- Goal
Rewrite the items from the line with "tab-manual[interactable]: Manual143 (114, 49, 193, 65)" to the line with "help-icon (16, 635, 33, 652)", changing "Choose columns" to "Select columns" and leaving everything else as it is.

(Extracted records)

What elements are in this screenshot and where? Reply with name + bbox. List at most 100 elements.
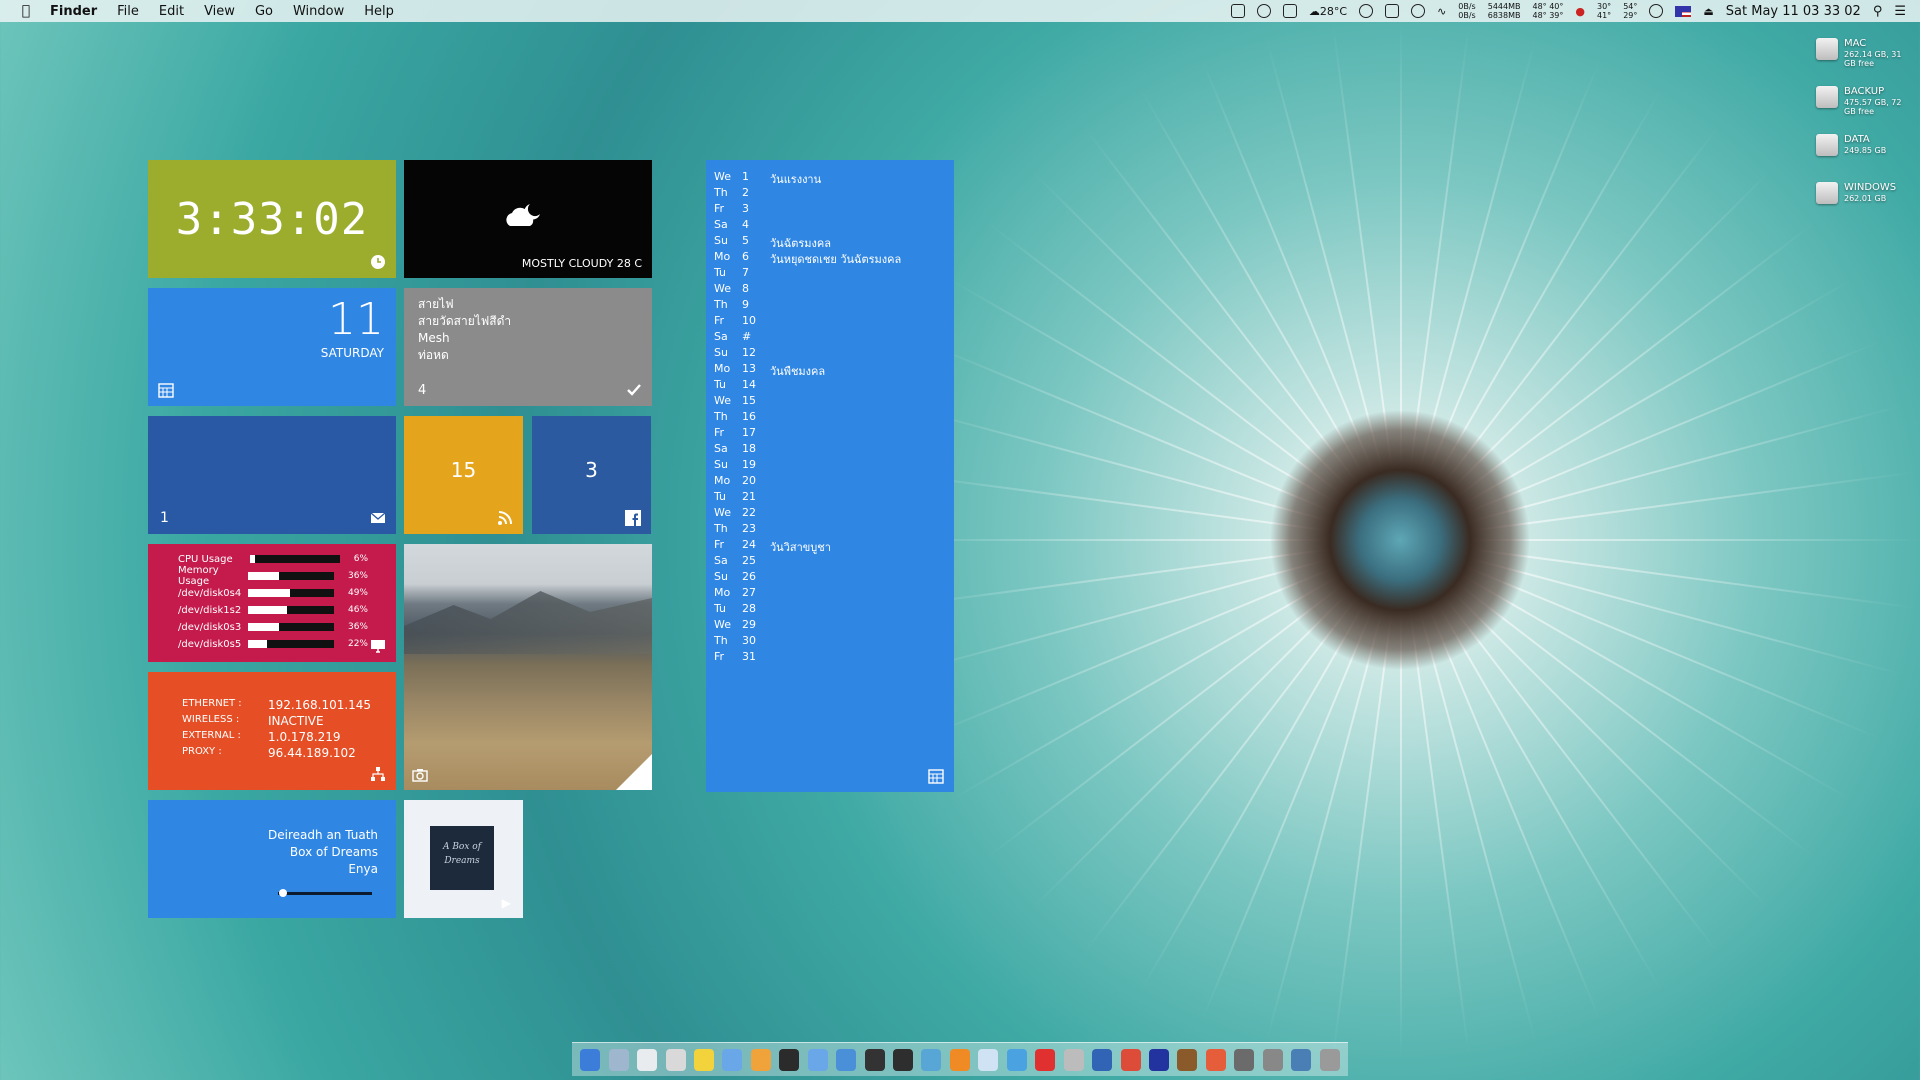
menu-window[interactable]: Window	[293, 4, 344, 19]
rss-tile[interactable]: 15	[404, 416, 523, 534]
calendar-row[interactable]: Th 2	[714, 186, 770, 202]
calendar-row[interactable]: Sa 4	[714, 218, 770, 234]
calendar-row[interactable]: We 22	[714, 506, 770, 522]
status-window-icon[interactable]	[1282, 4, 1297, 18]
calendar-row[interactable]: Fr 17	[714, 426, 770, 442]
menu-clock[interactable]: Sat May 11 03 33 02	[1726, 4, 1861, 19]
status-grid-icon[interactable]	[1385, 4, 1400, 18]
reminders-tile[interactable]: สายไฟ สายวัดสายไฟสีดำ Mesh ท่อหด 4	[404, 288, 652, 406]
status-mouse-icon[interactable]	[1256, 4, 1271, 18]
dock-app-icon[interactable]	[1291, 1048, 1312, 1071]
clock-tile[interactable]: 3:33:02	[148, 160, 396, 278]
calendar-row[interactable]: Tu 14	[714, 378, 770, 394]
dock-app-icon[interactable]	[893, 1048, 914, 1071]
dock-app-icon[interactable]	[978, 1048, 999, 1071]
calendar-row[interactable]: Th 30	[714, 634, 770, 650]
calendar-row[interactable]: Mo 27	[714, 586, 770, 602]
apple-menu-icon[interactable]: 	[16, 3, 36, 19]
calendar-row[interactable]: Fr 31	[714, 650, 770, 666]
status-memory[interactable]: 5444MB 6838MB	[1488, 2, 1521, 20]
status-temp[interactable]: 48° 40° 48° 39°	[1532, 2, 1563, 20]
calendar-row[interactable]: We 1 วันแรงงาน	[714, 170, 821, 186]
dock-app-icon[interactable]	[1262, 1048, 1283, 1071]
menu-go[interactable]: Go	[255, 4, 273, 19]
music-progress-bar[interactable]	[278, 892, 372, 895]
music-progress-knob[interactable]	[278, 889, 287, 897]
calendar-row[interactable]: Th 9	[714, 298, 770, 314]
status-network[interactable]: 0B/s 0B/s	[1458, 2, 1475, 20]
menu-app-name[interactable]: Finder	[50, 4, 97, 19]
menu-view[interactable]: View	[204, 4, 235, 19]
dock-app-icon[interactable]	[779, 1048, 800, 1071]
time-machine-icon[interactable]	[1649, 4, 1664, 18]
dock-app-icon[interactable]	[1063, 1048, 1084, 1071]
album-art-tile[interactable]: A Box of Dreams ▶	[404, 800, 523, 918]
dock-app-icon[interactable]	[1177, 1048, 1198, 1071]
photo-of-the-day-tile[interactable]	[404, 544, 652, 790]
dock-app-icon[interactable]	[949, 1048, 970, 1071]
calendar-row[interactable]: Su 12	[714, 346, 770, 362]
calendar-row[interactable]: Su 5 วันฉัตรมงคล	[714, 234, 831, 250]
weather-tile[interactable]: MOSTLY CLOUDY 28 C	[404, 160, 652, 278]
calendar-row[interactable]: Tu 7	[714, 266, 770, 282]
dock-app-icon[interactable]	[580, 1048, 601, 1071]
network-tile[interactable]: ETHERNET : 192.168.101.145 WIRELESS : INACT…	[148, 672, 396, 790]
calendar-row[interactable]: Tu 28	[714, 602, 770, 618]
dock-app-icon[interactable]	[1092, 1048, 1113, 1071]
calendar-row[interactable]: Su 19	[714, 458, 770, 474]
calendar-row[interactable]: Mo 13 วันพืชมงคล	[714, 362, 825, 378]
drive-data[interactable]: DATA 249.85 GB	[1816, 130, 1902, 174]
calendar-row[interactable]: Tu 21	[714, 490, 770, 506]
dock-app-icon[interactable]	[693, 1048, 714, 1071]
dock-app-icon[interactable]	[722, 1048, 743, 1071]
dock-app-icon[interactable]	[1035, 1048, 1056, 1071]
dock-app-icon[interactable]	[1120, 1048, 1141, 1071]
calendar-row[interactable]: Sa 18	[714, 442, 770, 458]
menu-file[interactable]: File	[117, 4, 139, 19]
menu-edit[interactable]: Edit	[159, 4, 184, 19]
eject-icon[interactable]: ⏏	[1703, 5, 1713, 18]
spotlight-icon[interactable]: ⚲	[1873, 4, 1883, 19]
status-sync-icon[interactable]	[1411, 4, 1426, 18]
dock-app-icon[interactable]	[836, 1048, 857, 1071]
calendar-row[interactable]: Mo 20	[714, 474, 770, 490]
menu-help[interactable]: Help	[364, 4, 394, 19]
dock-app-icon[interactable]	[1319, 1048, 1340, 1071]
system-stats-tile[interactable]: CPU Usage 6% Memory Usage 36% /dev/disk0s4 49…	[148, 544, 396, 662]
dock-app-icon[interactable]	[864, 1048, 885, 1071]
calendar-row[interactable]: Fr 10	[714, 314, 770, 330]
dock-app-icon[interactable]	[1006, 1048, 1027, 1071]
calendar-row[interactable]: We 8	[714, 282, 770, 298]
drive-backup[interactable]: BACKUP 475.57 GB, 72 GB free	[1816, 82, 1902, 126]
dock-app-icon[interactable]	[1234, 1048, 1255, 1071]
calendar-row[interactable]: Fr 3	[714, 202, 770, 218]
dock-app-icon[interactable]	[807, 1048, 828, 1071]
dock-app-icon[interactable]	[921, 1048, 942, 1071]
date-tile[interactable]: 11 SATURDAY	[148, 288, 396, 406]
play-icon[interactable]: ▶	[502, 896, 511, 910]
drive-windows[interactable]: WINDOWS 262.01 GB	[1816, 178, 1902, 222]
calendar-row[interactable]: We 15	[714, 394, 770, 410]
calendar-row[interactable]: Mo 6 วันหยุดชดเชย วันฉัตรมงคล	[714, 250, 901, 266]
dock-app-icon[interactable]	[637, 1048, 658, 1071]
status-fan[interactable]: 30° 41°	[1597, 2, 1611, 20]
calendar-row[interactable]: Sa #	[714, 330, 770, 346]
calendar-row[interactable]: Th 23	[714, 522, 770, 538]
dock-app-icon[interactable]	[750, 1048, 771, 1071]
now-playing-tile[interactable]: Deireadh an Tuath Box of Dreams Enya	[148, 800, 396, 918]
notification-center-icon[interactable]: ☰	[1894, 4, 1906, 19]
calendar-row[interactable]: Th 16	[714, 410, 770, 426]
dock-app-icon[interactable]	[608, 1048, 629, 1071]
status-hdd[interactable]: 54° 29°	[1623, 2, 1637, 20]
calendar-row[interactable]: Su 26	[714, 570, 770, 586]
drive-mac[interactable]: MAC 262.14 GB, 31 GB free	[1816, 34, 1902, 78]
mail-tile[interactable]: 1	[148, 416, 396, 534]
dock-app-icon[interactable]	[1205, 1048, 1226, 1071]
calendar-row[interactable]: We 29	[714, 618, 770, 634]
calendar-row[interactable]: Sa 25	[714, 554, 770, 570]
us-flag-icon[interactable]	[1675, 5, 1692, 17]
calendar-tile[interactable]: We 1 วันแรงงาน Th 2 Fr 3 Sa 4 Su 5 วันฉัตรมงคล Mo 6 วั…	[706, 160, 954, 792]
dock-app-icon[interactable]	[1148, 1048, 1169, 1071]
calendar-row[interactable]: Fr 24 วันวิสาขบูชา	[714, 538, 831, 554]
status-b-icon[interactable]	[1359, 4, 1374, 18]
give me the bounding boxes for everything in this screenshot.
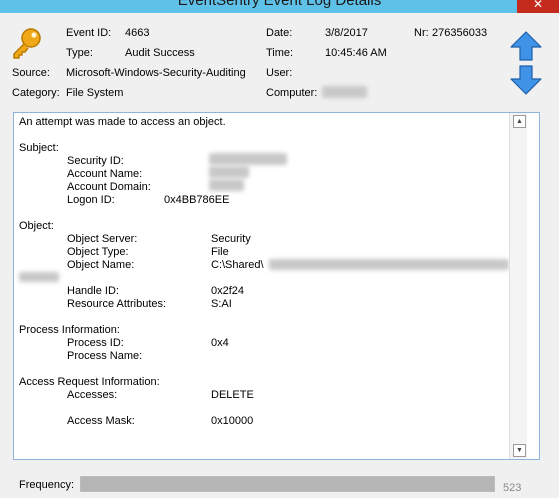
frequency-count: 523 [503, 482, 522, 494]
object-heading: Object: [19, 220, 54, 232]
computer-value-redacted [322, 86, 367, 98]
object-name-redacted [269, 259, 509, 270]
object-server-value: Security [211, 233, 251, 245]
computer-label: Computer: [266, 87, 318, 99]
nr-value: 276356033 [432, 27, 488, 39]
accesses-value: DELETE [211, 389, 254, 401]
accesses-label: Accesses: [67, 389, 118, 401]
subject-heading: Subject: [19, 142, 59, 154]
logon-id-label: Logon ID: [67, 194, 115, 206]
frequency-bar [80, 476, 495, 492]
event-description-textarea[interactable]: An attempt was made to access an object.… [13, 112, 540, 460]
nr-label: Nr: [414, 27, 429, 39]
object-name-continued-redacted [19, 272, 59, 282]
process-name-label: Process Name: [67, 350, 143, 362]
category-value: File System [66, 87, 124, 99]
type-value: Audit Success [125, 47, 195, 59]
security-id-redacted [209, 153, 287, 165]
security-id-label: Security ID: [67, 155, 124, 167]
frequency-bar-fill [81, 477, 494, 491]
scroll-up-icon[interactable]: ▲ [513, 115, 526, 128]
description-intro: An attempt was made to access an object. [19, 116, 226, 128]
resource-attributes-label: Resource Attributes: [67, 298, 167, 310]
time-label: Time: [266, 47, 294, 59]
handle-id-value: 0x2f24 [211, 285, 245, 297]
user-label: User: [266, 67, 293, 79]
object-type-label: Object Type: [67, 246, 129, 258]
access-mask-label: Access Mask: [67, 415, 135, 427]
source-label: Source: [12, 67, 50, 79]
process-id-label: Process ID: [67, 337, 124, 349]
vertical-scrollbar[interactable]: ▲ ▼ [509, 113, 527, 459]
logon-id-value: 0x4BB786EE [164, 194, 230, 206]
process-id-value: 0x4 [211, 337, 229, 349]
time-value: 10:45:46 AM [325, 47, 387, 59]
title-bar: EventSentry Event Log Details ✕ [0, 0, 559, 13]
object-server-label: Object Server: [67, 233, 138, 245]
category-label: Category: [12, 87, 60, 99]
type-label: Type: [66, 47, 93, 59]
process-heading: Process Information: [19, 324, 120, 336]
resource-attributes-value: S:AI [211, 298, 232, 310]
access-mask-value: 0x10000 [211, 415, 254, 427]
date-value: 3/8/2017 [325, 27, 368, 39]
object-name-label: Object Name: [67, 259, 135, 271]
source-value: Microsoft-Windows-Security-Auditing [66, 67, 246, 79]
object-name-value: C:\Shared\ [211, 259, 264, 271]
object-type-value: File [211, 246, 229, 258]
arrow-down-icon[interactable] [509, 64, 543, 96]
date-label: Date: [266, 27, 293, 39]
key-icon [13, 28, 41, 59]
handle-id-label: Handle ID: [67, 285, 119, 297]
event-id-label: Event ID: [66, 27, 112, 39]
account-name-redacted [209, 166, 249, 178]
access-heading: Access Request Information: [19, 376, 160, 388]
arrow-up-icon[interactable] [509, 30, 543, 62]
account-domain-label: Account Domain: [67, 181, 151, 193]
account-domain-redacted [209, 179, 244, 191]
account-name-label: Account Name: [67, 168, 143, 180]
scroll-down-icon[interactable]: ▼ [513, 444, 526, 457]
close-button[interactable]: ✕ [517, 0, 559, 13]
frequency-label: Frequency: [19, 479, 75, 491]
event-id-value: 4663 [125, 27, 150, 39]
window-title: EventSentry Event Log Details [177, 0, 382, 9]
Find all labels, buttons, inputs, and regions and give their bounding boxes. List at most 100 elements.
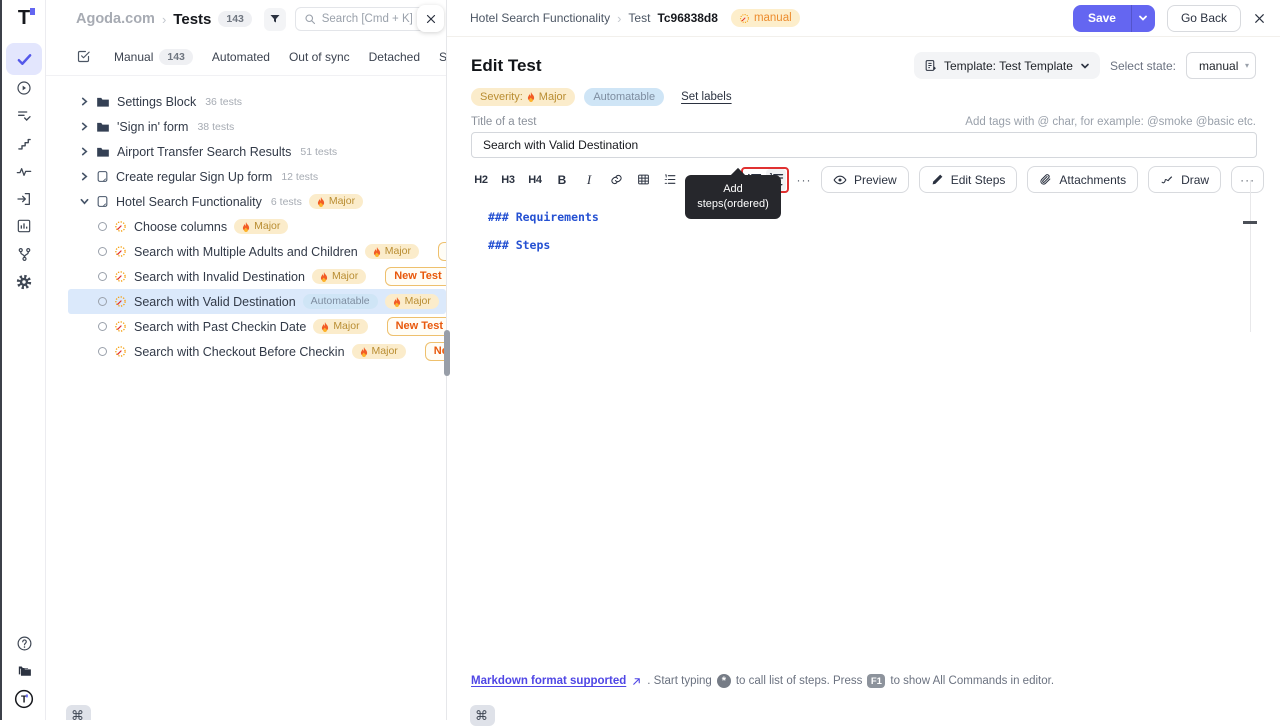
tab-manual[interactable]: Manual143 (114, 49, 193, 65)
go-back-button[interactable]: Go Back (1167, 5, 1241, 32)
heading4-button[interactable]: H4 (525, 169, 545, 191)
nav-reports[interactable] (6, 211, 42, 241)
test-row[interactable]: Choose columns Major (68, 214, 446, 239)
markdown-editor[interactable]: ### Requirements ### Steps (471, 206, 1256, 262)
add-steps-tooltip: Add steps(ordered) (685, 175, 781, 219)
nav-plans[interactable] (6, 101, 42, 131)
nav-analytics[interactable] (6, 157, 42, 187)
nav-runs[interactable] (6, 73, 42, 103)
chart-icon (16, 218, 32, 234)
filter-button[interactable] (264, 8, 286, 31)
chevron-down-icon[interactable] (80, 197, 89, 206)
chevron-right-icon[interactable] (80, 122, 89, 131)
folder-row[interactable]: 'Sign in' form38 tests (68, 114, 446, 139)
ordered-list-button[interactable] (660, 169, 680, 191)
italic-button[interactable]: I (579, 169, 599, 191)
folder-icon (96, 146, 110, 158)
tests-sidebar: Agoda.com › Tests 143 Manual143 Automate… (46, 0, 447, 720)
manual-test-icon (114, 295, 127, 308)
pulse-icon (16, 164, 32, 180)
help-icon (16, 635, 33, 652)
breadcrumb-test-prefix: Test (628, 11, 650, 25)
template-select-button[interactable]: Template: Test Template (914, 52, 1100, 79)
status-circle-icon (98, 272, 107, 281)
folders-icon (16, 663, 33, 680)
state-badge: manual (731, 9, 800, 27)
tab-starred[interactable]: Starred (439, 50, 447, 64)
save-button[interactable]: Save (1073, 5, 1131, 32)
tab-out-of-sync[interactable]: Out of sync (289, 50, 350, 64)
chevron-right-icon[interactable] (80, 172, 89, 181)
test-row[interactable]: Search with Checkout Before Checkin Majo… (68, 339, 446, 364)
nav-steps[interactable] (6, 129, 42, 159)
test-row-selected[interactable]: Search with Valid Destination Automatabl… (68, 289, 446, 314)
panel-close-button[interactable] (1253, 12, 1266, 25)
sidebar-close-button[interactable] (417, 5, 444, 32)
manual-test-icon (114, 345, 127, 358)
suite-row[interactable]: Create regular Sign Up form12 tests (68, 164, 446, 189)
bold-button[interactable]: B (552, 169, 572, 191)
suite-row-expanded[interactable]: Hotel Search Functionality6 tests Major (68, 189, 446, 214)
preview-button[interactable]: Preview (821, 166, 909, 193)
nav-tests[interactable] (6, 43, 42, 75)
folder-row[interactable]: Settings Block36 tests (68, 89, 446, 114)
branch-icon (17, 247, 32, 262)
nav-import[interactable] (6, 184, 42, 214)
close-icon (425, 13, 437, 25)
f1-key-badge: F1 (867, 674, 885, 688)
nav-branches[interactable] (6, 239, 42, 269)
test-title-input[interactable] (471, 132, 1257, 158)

- In response
tab-manual[interactable]: Manual143 (114, 49, 193, 65)
go-back-button[interactable]: Go Back (1167, 5, 1241, 32)
heading4-button[interactable]: H4 (525, 169, 545, 191)
nav-reports[interactable] (6, 211, 42, 241)
test-row[interactable]: Select columns Major (68, 214, 446, 239)
markdown-editor[interactable]: ### Requirements ### Steps (471, 206, 1256, 262)
add-steps-tooltip: Add steps(ordered) (685, 175, 781, 219)
nav-plans[interactable] (6, 101, 42, 131)
nav-analytics[interactable] (6, 157, 42, 187)
nav-runs[interactable] (6, 73, 42, 103)
chart-icon (16, 218, 32, 234)
filter-button[interactable] (264, 8, 286, 31)
chevron-down-icon[interactable] (80, 197, 89, 206)
chevron-right-icon[interactable] (80, 122, 89, 131)
folder-row[interactable]: 'Sign in' form38 tests (68, 114, 446, 139)
ordered-list-button[interactable] (660, 169, 680, 191)
italic-button[interactable]: I (579, 169, 599, 191)
folder-icon (96, 146, 110, 158)
tests-sidebar: Agoda.com › Tests 143 Manual143 Automate… (46, 0, 447, 720)
manual-test-icon (114, 295, 127, 308)
pulse-icon (16, 164, 32, 180)
help-icon (16, 635, 33, 652)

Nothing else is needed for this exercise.